• **DATASET RECORDS**
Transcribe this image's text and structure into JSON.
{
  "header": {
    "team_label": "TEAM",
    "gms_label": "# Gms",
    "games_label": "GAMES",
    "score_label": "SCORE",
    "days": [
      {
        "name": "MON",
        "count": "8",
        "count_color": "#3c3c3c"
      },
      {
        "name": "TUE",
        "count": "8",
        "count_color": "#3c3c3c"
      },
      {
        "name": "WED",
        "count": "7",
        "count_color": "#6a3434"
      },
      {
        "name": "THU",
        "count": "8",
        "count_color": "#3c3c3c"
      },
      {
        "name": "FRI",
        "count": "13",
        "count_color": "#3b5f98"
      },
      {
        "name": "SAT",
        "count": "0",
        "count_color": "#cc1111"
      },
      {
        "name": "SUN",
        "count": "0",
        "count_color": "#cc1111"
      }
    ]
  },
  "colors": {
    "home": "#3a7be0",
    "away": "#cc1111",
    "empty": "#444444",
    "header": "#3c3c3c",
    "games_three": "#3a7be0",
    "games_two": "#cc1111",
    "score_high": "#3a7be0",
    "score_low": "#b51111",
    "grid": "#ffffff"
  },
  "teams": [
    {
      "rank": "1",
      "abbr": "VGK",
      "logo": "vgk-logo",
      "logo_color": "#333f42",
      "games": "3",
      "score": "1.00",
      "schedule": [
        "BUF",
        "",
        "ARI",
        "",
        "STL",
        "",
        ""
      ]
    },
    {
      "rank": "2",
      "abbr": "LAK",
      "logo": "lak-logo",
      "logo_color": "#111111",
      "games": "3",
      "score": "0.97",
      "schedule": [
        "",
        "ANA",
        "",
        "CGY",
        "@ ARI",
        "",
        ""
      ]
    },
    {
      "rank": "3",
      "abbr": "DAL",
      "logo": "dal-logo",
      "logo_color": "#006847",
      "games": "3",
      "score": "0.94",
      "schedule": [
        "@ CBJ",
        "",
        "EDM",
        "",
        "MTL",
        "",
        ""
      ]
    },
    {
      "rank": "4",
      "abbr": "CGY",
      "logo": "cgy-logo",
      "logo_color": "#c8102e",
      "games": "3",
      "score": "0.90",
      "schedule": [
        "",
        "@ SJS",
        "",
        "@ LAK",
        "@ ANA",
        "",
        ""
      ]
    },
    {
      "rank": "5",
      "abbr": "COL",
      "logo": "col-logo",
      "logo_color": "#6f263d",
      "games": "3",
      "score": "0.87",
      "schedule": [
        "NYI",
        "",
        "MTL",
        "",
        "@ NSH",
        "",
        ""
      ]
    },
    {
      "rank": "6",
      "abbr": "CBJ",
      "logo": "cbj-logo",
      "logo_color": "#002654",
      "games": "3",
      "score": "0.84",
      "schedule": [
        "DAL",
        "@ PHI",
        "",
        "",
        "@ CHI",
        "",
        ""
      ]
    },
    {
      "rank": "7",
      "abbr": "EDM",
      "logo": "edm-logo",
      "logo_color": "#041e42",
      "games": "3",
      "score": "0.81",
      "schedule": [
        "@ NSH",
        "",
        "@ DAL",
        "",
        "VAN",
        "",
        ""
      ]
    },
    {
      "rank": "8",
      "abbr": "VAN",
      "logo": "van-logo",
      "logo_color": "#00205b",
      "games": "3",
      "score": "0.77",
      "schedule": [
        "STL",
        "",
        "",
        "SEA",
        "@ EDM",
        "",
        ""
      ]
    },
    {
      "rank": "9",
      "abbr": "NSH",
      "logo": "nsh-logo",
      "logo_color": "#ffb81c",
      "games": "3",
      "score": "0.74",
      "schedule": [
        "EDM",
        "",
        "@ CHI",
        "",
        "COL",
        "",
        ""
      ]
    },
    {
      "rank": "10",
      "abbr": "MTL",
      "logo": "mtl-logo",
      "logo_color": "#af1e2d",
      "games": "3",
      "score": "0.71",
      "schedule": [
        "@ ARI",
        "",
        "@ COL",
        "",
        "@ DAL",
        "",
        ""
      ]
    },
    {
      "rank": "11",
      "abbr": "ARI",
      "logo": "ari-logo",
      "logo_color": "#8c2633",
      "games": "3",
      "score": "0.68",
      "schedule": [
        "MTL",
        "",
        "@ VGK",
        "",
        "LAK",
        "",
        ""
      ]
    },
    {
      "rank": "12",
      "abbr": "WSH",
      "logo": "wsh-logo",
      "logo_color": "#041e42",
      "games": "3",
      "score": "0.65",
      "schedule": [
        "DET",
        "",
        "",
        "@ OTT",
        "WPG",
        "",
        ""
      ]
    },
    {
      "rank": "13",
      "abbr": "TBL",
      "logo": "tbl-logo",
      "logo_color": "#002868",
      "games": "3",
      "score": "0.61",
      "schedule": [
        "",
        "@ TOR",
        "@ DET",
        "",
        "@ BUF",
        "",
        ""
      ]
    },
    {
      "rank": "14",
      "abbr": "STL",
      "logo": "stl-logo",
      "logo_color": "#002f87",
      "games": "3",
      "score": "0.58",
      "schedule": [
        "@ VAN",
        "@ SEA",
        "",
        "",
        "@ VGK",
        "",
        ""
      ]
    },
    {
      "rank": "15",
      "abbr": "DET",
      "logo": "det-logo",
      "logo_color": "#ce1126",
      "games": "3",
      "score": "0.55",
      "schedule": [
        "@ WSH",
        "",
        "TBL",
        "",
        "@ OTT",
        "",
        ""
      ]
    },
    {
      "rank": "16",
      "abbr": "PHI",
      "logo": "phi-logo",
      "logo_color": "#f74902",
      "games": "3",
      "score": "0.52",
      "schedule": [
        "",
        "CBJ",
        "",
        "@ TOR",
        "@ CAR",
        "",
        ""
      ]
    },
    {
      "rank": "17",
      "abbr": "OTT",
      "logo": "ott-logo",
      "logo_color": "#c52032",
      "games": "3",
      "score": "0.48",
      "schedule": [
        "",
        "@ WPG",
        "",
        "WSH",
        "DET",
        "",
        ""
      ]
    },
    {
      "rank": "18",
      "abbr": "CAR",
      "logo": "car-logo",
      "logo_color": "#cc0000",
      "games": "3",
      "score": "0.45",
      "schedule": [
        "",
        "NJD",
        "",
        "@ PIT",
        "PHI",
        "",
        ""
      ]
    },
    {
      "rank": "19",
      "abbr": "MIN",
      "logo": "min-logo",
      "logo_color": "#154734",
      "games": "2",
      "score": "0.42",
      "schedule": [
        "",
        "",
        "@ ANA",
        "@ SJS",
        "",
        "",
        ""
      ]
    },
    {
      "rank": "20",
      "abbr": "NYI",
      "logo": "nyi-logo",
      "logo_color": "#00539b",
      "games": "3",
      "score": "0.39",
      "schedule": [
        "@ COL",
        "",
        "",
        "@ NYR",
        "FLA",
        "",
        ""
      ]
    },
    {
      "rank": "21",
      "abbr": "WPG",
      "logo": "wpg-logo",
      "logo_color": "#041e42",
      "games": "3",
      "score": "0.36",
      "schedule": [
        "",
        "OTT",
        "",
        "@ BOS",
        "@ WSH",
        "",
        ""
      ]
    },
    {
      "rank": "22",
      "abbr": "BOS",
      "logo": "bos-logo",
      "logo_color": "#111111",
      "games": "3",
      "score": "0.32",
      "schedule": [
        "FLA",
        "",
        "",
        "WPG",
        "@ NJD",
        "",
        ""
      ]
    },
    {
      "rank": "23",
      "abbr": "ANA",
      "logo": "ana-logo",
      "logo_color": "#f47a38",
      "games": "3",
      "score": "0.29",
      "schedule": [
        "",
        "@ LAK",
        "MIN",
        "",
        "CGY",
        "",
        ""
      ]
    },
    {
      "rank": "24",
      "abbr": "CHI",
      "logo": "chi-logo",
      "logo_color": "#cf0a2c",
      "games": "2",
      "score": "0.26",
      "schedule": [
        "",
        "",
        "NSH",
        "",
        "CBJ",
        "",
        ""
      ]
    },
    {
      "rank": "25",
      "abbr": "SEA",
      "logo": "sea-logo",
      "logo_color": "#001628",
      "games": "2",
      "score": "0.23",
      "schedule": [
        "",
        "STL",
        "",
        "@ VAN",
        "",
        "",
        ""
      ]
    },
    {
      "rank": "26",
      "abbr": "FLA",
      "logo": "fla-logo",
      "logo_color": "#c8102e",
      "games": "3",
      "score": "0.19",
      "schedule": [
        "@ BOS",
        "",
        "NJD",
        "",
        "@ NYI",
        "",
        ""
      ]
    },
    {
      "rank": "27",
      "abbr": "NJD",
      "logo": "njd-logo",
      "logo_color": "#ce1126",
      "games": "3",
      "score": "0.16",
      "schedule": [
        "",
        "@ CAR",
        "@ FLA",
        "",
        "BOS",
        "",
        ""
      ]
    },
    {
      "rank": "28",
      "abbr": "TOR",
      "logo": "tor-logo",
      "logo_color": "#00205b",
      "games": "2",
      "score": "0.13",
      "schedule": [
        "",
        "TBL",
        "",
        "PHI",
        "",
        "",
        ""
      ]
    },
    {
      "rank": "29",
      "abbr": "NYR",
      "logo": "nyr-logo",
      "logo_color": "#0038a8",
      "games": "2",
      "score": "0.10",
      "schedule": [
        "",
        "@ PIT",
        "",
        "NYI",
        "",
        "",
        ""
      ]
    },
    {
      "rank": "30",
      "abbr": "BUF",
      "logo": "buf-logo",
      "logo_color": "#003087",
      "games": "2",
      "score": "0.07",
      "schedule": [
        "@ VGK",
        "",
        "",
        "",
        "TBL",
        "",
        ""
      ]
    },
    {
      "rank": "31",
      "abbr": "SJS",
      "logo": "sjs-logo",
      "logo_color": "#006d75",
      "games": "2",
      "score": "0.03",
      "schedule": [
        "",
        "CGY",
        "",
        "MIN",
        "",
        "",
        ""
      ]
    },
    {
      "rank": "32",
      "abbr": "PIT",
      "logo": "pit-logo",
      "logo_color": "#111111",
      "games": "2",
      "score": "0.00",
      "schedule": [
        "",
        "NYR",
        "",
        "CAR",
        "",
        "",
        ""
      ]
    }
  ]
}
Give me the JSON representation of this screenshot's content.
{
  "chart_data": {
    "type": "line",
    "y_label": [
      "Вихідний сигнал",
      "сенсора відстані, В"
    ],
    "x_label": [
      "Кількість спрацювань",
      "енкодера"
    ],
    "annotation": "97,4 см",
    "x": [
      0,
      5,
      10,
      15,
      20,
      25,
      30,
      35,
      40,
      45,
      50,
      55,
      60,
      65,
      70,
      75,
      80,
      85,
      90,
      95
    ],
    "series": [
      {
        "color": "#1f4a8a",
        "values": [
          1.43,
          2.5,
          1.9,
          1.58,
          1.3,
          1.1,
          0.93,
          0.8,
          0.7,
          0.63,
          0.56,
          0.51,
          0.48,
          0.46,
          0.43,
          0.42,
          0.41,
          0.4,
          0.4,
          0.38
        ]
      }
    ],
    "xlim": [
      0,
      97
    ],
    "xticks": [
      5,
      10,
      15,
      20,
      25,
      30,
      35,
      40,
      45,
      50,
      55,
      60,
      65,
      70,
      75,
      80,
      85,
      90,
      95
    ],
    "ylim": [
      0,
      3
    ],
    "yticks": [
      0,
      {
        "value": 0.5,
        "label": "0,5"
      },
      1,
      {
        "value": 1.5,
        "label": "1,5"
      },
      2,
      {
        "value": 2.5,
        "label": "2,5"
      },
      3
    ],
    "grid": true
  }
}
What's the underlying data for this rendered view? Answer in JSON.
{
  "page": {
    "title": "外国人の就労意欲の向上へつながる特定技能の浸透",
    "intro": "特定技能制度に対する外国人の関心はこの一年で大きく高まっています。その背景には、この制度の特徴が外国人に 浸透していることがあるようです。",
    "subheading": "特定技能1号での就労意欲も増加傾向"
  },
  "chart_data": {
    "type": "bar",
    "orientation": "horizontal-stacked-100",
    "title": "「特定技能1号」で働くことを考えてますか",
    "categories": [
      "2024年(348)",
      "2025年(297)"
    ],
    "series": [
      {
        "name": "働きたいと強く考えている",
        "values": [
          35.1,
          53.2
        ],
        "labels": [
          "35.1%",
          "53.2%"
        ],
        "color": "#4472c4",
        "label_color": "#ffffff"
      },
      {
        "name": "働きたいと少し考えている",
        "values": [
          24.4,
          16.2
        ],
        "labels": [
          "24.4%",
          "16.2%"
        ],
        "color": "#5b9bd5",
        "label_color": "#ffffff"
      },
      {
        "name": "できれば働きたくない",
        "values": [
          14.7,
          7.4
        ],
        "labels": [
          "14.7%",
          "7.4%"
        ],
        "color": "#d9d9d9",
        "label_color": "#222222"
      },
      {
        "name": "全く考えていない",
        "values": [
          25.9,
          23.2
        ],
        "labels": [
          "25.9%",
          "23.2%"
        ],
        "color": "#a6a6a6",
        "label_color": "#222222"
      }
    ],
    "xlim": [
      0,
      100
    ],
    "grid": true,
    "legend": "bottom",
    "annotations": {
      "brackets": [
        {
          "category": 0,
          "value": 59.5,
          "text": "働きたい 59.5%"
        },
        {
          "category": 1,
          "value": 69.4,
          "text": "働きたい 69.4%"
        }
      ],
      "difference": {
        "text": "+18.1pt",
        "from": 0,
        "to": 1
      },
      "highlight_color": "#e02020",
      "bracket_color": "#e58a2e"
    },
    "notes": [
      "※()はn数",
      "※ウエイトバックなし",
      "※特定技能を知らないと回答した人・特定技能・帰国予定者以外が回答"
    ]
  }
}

• **AIM OF THE TASK**
Only a number is wanted: how many lines of the data above contain "this"?

• **THE RESULT**
3